> TASK DESCRIPTION: Render the material, from its first line through the line that contains "The tape spring 17'' is at (520, 143).", as a Markdown table with the columns Row and Line. Number each row and leave out blank lines.

(Collected data entries)
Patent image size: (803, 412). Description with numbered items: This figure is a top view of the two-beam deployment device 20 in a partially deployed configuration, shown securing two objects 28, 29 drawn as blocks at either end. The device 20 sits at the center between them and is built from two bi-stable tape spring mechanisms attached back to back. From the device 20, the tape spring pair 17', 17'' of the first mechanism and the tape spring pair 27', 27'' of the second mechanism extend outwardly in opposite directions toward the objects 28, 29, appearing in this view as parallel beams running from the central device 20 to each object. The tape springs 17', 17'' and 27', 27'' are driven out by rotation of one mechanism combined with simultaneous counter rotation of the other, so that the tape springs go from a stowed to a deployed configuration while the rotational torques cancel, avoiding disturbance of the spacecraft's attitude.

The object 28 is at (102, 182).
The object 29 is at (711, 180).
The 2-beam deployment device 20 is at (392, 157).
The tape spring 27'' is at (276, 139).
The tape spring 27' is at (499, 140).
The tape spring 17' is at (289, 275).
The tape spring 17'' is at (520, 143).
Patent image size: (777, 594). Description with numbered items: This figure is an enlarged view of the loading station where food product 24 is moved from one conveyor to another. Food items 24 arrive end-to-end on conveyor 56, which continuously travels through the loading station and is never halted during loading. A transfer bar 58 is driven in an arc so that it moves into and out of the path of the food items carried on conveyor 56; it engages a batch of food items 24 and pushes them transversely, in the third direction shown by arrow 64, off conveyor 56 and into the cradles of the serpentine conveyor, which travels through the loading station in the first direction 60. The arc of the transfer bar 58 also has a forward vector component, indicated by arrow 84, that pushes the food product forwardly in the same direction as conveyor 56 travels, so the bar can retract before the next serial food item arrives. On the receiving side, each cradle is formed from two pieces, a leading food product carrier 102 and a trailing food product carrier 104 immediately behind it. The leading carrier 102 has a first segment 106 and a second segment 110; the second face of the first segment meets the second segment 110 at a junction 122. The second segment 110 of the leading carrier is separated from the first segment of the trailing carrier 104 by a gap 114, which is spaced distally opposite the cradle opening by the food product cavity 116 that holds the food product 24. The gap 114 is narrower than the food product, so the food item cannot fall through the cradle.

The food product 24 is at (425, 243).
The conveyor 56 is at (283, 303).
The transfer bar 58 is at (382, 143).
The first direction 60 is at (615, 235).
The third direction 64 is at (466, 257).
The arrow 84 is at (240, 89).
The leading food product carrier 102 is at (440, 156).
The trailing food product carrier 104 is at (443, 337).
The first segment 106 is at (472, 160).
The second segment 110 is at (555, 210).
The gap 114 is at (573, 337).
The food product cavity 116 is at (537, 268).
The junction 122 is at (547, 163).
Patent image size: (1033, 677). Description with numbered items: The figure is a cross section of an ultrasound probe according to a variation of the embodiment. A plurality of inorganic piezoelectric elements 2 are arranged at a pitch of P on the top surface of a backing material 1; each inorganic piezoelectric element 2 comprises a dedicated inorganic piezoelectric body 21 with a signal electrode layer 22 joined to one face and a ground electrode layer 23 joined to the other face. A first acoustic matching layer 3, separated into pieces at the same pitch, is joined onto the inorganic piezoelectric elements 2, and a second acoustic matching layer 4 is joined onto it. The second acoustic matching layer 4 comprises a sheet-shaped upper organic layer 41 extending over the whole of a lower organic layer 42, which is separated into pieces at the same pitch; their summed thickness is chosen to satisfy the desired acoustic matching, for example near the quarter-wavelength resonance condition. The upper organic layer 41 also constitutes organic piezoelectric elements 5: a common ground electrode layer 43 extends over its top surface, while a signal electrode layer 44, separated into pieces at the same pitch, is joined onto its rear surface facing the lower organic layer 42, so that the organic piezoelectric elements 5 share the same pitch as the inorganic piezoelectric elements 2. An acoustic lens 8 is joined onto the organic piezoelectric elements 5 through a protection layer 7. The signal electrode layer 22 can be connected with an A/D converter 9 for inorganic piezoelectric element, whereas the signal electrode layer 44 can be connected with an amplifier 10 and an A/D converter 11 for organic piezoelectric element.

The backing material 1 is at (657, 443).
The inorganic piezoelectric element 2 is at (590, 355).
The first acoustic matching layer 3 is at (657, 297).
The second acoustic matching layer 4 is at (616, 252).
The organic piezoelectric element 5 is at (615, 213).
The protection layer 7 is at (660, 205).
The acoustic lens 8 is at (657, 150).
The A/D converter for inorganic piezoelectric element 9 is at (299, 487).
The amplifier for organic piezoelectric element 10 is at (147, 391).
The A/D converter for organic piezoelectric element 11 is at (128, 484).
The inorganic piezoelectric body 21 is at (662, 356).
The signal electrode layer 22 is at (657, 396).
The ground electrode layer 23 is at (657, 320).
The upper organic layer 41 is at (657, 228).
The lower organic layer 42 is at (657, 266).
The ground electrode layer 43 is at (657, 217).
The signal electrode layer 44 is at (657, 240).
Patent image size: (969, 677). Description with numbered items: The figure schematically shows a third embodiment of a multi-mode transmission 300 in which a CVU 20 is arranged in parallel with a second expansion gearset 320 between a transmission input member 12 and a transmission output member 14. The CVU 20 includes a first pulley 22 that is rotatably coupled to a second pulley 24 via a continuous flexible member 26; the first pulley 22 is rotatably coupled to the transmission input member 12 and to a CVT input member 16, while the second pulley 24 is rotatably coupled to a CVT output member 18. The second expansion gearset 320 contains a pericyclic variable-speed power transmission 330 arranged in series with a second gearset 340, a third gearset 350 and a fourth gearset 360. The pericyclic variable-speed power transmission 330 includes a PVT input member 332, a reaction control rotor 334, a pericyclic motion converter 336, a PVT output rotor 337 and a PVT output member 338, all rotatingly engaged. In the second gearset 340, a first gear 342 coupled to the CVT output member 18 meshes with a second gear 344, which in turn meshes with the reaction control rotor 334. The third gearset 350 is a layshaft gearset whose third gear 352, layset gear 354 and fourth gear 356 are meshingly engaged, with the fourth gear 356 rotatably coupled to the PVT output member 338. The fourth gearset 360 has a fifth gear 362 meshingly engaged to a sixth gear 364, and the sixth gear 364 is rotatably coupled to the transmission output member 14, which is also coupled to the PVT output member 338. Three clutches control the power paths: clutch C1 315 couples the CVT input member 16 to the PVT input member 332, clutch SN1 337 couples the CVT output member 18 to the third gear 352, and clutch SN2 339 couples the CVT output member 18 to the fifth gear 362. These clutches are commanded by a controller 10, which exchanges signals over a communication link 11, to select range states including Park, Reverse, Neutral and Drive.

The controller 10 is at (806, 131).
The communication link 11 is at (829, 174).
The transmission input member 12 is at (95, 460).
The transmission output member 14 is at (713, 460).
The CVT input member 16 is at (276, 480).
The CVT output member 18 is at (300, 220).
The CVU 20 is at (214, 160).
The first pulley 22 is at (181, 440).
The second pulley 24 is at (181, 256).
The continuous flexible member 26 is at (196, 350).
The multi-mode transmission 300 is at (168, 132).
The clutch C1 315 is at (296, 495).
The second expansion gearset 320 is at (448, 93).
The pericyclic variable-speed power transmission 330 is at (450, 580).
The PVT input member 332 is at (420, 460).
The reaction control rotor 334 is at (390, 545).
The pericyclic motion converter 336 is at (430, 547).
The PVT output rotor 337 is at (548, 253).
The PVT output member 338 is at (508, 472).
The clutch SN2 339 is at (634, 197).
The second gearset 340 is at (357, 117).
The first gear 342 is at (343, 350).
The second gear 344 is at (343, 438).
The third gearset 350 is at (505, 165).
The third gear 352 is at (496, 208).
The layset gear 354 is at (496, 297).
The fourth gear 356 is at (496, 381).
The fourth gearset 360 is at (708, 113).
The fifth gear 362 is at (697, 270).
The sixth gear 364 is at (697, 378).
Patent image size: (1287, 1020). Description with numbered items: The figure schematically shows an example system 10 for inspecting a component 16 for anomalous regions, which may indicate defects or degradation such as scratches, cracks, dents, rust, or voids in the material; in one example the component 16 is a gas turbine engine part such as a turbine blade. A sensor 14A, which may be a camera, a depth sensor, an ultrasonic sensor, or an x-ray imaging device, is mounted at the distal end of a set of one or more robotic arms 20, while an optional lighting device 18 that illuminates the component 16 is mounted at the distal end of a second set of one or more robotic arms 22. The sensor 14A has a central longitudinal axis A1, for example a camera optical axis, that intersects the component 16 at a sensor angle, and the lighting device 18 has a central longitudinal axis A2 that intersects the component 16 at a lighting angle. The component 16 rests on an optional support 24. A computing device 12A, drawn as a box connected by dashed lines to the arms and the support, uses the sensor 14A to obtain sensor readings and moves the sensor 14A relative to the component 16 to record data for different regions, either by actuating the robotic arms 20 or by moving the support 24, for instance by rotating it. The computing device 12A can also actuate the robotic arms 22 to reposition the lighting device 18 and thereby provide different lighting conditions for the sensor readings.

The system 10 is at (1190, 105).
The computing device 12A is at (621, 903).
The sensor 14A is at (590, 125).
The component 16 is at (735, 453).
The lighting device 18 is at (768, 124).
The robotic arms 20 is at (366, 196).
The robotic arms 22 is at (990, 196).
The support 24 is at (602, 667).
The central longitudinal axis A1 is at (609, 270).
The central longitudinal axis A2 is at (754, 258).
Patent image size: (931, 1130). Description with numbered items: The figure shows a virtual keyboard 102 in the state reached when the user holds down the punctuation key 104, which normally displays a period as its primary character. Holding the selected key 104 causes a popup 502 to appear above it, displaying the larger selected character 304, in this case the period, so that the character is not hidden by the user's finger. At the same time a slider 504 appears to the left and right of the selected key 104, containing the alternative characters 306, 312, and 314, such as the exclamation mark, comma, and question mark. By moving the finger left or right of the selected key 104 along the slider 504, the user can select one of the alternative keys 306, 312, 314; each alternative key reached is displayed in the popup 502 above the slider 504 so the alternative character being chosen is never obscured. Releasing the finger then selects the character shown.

> PROBLEM SOLUTION:
| Row | Line |
|---|---|
| 1 | Patent image size: (803, 412). Description with numbered items: This figure is a top view of the two-beam deployment device 20 in a partially deployed configuration, shown securing two objects 28, 29 drawn as blocks at either end. The device 20 sits at the center between them and is built from two bi-stable tape spring mechanisms attached back to back. From the device 20, the tape spring pair 17', 17'' of the first mechanism and the tape spring pair 27', 27'' of the second mechanism extend outwardly in opposite directions toward the objects 28, 29, appearing in this view as parallel beams running from the central device 20 to each object. The tape springs 17', 17'' and 27', 27'' are driven out by rotation of one mechanism combined with simultaneous counter rotation of the other, so that the tape springs go from a stowed to a deployed configuration while the rotational torques cancel, avoiding disturbance of the spacecraft's attitude. |
| 2 | The object 28 is at (102, 182). |
| 3 | The object 29 is at (711, 180). |
| 4 | The 2-beam deployment device 20 is at (392, 157). |
| 5 | The tape spring 27'' is at (276, 139). |
| 6 | The tape spring 27' is at (499, 140). |
| 7 | The tape spring 17' is at (289, 275). |
| 8 | The tape spring 17'' is at (520, 143). |